- What the task asks -
Convert the data from its first line through the line containing "- bar-rendimento: [1094, 193, 1123, 329]" into a JSON list of strings, with one string per line and blank lines omitted.

- Records shown -
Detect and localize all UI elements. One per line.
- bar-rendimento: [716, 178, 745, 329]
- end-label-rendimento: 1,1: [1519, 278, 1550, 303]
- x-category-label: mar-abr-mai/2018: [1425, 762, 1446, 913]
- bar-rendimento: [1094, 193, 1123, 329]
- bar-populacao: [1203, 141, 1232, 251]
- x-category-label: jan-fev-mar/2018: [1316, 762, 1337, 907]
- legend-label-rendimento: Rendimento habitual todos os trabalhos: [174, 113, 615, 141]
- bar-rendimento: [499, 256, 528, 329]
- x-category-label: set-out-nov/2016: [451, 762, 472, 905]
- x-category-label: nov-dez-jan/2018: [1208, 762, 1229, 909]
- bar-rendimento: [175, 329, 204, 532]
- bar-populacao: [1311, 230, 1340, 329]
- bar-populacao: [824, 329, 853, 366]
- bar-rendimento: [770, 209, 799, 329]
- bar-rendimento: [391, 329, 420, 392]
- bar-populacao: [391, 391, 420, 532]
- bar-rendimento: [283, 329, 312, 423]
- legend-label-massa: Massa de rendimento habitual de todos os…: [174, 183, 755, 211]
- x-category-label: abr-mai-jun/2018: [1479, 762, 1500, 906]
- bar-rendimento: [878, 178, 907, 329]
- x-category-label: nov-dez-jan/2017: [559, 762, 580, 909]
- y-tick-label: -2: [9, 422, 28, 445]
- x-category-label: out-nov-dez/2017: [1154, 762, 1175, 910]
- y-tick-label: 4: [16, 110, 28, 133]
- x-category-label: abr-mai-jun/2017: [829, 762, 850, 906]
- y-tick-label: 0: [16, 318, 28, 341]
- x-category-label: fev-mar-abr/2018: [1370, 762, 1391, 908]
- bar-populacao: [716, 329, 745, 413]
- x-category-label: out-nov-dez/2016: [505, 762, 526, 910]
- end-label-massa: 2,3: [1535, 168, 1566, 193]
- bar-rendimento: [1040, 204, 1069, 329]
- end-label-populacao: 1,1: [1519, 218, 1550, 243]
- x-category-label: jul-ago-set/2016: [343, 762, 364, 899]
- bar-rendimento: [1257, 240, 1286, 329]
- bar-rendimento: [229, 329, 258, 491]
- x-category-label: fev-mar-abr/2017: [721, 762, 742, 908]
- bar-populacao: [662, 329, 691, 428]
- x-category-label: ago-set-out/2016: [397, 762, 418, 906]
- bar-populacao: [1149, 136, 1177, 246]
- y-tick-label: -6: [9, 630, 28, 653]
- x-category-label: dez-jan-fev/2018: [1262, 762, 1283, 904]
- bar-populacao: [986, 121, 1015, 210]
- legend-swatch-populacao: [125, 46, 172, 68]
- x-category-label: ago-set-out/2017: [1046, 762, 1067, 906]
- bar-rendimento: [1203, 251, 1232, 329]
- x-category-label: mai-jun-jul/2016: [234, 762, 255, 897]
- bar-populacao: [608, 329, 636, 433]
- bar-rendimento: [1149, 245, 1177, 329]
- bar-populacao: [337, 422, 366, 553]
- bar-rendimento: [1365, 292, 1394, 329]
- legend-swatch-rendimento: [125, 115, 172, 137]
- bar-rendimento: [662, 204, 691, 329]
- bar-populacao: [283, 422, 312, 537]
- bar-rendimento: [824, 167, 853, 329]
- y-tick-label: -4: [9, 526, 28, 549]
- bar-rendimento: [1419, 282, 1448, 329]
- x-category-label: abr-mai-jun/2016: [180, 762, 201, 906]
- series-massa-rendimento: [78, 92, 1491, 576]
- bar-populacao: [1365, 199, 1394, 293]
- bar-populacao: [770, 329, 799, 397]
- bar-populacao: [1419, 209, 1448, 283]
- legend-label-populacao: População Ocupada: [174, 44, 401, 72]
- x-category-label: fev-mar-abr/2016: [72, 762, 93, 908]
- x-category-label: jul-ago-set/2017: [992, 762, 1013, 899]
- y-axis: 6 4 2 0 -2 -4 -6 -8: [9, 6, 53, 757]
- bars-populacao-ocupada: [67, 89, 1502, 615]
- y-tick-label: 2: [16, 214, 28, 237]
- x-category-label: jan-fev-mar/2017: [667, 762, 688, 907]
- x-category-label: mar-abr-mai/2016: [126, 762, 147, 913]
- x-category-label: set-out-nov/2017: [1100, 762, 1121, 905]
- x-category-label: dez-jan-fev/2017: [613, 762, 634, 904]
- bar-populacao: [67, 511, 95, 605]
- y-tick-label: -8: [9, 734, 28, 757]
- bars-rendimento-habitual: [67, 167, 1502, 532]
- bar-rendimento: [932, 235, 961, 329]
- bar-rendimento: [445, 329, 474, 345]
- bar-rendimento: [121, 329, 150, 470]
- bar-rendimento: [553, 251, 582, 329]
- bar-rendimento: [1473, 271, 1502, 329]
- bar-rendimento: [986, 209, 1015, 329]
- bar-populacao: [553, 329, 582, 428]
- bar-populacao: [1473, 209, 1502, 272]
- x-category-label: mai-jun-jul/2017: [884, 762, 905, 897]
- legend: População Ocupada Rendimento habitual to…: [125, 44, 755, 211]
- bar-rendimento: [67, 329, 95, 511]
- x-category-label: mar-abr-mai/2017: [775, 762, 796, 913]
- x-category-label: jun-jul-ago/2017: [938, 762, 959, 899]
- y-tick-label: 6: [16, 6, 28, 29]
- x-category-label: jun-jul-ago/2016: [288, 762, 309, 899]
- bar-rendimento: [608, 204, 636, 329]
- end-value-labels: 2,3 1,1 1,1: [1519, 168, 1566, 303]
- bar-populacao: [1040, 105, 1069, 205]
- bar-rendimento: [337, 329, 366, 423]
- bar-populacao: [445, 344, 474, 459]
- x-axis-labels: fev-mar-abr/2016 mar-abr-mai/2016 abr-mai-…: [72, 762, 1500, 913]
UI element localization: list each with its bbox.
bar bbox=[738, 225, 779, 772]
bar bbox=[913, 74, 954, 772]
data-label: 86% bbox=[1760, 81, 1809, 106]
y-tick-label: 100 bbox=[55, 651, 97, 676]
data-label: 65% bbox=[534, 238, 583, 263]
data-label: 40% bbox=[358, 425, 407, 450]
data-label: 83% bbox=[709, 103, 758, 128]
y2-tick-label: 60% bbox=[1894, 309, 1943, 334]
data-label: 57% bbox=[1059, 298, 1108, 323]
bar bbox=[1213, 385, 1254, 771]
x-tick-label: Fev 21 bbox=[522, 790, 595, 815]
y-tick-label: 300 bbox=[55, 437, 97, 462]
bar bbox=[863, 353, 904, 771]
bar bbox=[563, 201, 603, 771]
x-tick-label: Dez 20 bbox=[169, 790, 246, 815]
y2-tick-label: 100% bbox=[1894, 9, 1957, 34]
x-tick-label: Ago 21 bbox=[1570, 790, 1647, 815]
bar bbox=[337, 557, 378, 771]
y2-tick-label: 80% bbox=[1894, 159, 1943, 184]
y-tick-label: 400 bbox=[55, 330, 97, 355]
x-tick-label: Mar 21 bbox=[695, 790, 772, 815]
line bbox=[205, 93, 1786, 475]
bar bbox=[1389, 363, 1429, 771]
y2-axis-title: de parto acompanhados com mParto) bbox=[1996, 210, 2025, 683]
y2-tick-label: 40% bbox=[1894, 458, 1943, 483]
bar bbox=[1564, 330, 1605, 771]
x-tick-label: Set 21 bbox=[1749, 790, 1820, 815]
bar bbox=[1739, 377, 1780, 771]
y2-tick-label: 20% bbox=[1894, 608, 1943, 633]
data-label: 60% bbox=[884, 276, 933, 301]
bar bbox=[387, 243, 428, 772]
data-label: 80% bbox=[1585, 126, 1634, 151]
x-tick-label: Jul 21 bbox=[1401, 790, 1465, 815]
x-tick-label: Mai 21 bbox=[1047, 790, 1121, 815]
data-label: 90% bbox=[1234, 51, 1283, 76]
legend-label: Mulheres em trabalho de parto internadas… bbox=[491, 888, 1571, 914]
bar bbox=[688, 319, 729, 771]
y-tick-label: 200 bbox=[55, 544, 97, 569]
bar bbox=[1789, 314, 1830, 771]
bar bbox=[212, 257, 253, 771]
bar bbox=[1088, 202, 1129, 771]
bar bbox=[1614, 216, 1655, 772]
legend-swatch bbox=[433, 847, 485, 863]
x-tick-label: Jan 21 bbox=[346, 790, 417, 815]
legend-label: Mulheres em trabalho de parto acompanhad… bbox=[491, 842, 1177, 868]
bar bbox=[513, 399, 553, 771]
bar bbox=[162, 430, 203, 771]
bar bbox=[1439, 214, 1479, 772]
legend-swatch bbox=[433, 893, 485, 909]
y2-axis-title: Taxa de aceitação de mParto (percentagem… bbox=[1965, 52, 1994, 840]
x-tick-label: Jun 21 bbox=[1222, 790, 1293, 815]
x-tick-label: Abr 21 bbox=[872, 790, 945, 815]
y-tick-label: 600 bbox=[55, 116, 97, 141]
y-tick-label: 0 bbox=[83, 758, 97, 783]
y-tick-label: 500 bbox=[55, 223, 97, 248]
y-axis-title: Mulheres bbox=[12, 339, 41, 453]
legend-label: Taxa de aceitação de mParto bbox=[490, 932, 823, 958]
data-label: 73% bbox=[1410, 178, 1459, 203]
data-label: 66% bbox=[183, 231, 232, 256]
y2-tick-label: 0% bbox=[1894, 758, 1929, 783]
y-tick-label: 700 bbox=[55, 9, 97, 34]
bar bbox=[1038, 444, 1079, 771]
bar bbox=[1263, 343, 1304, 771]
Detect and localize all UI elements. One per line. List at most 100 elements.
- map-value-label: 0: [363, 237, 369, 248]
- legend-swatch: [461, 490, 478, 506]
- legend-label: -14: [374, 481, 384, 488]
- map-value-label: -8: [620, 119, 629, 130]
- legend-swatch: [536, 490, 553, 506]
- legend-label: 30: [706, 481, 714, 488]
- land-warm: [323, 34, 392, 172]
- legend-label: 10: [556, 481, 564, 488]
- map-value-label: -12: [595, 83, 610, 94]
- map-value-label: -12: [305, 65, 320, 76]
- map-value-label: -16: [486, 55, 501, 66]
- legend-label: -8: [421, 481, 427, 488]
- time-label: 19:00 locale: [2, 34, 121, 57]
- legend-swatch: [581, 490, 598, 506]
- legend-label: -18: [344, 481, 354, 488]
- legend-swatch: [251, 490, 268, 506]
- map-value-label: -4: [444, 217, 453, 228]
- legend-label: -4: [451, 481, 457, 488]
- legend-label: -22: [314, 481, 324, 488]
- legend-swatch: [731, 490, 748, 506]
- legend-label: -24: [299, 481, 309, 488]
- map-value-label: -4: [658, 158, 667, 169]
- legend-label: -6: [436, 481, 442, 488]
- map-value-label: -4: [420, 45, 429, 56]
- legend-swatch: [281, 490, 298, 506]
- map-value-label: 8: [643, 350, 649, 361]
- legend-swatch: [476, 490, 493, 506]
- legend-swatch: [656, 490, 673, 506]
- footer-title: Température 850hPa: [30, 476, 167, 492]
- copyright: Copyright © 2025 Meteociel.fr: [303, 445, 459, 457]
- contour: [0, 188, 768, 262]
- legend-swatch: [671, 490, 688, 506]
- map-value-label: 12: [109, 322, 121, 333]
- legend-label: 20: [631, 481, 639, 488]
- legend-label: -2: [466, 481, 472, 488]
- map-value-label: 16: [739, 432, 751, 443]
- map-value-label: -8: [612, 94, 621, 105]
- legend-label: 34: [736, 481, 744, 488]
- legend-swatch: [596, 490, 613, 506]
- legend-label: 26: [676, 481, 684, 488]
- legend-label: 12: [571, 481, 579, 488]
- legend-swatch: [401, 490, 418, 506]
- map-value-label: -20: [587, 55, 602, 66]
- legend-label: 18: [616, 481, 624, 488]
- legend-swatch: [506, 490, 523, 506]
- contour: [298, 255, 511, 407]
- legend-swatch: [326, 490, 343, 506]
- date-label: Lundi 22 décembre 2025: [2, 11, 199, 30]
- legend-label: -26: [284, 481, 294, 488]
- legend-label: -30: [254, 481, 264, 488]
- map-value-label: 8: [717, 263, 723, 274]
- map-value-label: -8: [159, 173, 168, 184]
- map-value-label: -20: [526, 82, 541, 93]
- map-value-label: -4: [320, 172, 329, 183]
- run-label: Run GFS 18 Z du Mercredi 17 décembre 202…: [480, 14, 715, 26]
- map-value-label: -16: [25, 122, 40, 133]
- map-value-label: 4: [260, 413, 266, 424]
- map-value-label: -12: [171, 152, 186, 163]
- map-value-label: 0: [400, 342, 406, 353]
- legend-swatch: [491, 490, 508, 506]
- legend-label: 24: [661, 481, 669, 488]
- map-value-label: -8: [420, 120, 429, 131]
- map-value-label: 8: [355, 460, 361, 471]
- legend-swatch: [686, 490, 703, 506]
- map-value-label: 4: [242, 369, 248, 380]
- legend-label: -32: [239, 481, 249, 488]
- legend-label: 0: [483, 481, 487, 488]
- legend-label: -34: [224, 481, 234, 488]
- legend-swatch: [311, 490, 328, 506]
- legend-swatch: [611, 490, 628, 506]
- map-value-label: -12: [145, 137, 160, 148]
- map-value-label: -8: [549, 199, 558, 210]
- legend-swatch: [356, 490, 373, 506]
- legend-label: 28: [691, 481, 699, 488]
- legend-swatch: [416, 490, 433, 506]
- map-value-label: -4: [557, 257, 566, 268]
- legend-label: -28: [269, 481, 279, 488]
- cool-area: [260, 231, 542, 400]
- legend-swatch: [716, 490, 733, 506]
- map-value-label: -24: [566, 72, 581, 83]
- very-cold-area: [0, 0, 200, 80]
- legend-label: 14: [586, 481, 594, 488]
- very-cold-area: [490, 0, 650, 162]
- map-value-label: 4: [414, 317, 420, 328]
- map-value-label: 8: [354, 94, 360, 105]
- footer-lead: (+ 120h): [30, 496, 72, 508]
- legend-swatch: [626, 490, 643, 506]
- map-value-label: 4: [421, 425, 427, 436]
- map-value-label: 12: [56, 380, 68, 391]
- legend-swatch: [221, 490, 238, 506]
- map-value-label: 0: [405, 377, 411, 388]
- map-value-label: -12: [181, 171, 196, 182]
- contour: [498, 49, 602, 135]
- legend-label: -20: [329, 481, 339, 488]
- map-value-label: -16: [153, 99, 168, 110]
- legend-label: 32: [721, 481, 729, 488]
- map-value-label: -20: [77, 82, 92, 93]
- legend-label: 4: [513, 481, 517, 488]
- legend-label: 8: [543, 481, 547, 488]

- Response below -
[
  "Detect and localize all UI elements. One per line.",
  "- bar-rendimento: [716, 178, 745, 329]",
  "- end-label-rendimento: 1,1: [1519, 278, 1550, 303]",
  "- x-category-label: mar-abr-mai/2018: [1425, 762, 1446, 913]",
  "- bar-rendimento: [1094, 193, 1123, 329]"
]